问题
I'm writing a simple webserver in python that allows a user to upload a file using multipart/form-data. As far as I can tell, multipart MIME data is supposed to be line based. For instance, the boundary has to be at the beginning of a line.
I can't figure out how binary data is handled in this regard. My client (Firefox) is not encoding it into 7bit ASCII or anything, it's just raw binary data it's sending. Does it split the data into lines at arbitrary locations? Is there a maximum line length specified for multipart data? I've tried looking through the RFC for multipart/form-data, but didn't find anything.
回答1:
After digging through the RFCs, I think I finally got it all straight in my head. The body parts (i.e., the body content of an individual part in a multipart/*
message) only need to be line based in that the boundary at the end of the part begins with a CR+LF
. But otherwise, the data need not be line-based, and if the content happens to have linebreaks in it, there is no maximum distance between them, nor do they need to be escaped in anyway (well, unless perhaps the Content-Transfer-Encoding
is quoted-string). The 7-bit, 8-bit, and binary options for Content-Transfer-Encoding
don't actually indicate that any encoding has been done on the data (and therefore no encoding needs to be undone), they're just meant to indicate the type of data you can expect to see in the body part.
What I was really getting at in my [poorly expressed] question was how to read/buffer the data from the socket so that I could make sure I caught the boundary, and without having to have an arbitrarily large buffer (e.g., if there happened to be no linebreaks in the content, and so a readline
ended up buffering the entire thing).

> GIVEN REQUEST A: Retype the rows starting at the line that contains "svg-text:Ω: Ω: [545, 512, 559, 533]" and ending with the final row, keeping both of those lines.

> Visual layout records:
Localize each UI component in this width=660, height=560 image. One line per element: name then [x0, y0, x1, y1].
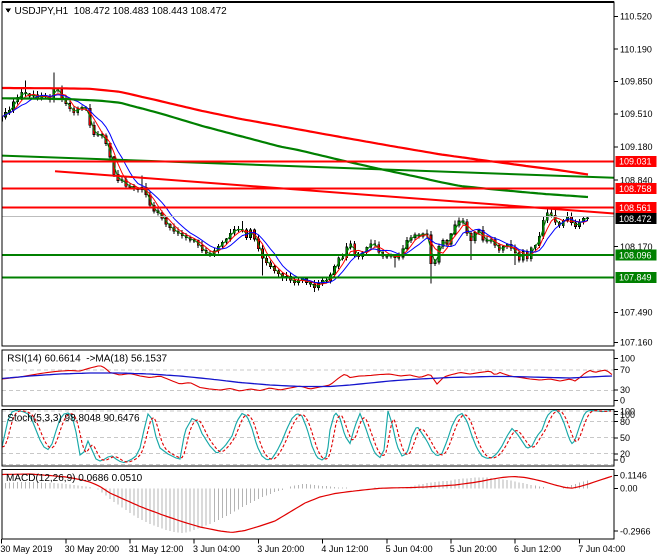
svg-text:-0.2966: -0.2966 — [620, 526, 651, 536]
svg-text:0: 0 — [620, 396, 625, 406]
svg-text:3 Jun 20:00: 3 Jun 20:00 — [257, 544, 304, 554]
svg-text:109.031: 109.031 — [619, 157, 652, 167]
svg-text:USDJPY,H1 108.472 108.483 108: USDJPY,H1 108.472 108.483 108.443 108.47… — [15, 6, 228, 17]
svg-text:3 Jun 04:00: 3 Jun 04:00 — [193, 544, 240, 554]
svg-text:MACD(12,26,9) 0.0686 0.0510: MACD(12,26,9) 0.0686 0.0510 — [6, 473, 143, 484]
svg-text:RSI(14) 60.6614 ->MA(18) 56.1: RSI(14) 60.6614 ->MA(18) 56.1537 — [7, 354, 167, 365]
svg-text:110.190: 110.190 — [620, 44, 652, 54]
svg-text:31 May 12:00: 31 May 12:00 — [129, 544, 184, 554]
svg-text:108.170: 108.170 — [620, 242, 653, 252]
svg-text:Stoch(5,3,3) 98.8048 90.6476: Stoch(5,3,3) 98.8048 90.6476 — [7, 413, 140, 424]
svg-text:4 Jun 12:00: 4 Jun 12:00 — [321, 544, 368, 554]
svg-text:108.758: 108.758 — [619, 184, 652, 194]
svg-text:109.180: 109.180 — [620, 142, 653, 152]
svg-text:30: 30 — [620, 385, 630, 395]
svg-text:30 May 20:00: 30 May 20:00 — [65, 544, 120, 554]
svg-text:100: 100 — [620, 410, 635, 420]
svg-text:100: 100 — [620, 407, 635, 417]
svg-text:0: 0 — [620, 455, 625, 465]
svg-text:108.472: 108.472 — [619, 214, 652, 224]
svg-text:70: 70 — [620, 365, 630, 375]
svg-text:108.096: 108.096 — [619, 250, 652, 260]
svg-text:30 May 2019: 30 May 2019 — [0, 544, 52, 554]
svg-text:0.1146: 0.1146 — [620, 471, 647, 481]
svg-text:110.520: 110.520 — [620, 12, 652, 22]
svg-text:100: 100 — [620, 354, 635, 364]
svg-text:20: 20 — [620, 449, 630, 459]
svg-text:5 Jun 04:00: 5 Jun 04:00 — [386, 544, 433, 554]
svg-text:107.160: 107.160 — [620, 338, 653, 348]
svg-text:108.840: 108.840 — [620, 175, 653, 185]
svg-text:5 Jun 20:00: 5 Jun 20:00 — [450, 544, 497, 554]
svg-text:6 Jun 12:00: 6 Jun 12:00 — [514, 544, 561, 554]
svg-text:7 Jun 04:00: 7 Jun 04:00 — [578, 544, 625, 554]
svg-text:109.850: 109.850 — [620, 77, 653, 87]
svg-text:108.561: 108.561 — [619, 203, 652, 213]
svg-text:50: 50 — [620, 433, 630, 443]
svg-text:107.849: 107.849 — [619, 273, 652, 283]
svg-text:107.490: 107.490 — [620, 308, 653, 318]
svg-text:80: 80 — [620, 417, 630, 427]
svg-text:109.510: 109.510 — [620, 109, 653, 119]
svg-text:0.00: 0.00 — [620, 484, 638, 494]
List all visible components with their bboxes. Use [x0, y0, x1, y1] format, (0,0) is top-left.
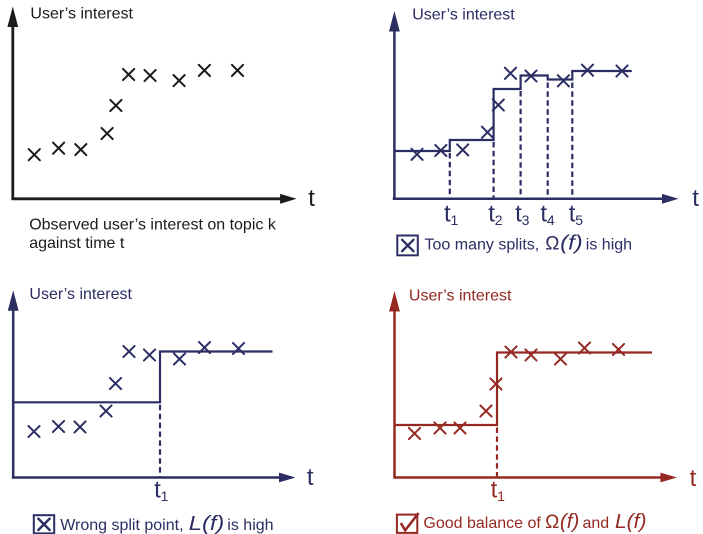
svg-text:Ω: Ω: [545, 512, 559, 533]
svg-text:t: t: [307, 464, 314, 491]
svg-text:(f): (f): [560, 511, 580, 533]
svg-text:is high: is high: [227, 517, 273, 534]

> GIVEN REQUEST B: Echo back the passage of the thread on multipart uploads starting at "What I was really" and ending at "the entire thing).".

> WRITTEN REPLY A:
svg-text:Ω: Ω: [545, 512, 559, 533]
svg-text:t: t: [307, 464, 314, 491]
svg-text:(f): (f): [560, 511, 580, 533]
svg-text:is high: is high: [227, 517, 273, 534]

> WRITTEN REPLY B:
What I was really getting at in my [poorly expressed] question was how to read/buffer the data from the socket so that I could make sure I caught the boundary, and without having to have an arbitrarily large buffer (e.g., if there happened to be no linebreaks in the content, and so a readline
ended up buffering the entire thing).